Assigned task >>
Every record below should be printed exactly as given.

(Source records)
Start of Block
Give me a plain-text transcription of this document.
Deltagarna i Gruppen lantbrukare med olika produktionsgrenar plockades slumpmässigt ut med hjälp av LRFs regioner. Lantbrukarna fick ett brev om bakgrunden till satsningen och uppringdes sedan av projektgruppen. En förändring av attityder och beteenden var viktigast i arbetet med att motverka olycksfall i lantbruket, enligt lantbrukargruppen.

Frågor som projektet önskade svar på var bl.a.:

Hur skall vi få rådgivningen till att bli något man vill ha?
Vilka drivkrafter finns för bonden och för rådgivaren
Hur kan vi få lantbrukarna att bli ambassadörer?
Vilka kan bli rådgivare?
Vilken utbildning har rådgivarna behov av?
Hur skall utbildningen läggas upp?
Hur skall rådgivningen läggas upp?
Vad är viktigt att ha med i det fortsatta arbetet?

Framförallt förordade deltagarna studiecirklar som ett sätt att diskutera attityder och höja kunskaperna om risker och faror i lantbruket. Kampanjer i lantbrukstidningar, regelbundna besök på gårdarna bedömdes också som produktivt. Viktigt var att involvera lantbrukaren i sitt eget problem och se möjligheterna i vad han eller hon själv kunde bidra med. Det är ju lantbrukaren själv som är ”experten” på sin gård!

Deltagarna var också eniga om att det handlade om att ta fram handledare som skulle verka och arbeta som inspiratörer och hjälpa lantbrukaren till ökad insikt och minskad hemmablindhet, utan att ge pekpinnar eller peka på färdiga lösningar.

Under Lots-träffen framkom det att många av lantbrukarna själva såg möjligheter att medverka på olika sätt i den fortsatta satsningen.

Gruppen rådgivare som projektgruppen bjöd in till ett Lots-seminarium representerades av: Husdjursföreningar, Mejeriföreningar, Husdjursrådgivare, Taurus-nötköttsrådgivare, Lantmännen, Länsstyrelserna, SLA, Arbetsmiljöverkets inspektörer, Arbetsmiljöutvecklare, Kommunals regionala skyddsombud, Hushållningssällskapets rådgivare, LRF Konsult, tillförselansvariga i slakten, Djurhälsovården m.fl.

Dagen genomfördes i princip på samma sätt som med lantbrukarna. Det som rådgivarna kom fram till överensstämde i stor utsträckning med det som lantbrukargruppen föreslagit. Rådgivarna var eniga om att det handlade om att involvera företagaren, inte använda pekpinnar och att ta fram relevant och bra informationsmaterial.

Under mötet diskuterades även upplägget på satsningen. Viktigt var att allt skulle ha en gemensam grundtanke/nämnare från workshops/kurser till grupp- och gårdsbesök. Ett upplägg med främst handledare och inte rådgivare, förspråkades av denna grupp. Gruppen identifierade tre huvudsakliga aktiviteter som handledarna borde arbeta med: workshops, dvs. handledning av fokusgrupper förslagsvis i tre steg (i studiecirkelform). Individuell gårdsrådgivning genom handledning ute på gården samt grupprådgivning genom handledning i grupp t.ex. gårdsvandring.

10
End of Block
Task output >>
Give me a plain-text transcription of this document.
Deltagarna i Gruppen lantbrukare med olika produktionsgrenar plockades slumpmässigt ut med hjälp av LRFs regioner. Lantbrukarna fick ett brev om bakgrunden till satsningen och uppringdes sedan av projektgruppen. En förändring av attityder och beteenden var viktigast i arbetet med att motverka olycksfall i lantbruket, enligt lantbrukargruppen.

Frågor som projektet önskade svar på var bl.a.:

Hur skall vi få rådgivningen till att bli något man vill ha?
Vilka drivkrafter finns för bonden och för rådgivaren
Hur kan vi få lantbrukarna att bli ambassadörer?
Vilka kan bli rådgivare?
Vilken utbildning har rådgivarna behov av?
Hur skall utbildningen läggas upp?
Hur skall rådgivningen läggas upp?
Vad är viktigt att ha med i det fortsatta arbetet?

Framförallt förordade deltagarna studiecirklar som ett sätt att diskutera attityder och höja kunskaperna om risker och faror i lantbruket. Kampanjer i lantbrukstidningar, regelbundna besök på gårdarna bedömdes också som produktivt. Viktigt var att involvera lantbrukaren i sitt eget problem och se möjligheterna i vad han eller hon själv kunde bidra med. Det är ju lantbrukaren själv som är ”experten” på sin gård!

Deltagarna var också eniga om att det handlade om att ta fram handledare som skulle verka och arbeta som inspiratörer och hjälpa lantbrukaren till ökad insikt och minskad hemmablindhet, utan att ge pekpinnar eller peka på färdiga lösningar.

Under Lots-träffen framkom det att många av lantbrukarna själva såg möjligheter att medverka på olika sätt i den fortsatta satsningen.

Gruppen rådgivare som projektgruppen bjöd in till ett Lots-seminarium representerades av: Husdjursföreningar, Mejeriföreningar, Husdjursrådgivare, Taurus-nötköttsrådgivare, Lantmännen, Länsstyrelserna, SLA, Arbetsmiljöverkets inspektörer, Arbetsmiljöutvecklare, Kommunals regionala skyddsombud, Hushållningssällskapets rådgivare, LRF Konsult, tillförselansvariga i slakten, Djurhälsovården m.fl.

Dagen genomfördes i princip på samma sätt som med lantbrukarna. Det som rådgivarna kom fram till överensstämde i stor utsträckning med det som lantbrukargruppen föreslagit. Rådgivarna var eniga om att det handlade om att involvera företagaren, inte använda pekpinnar och att ta fram relevant och bra informationsmaterial.

Under mötet diskuterades även upplägget på satsningen. Viktigt var att allt skulle ha en gemensam grundtanke/nämnare från workshops/kurser till grupp- och gårdsbesök. Ett upplägg med främst handledare och inte rådgivare, förspråkades av denna grupp. Gruppen identifierade tre huvudsakliga aktiviteter som handledarna borde arbeta med: workshops, dvs. handledning av fokusgrupper förslagsvis i tre steg (i studiecirkelform). Individuell gårdsrådgivning genom handledning ute på gården samt grupprådgivning genom handledning i grupp t.ex. gårdsvandring.

10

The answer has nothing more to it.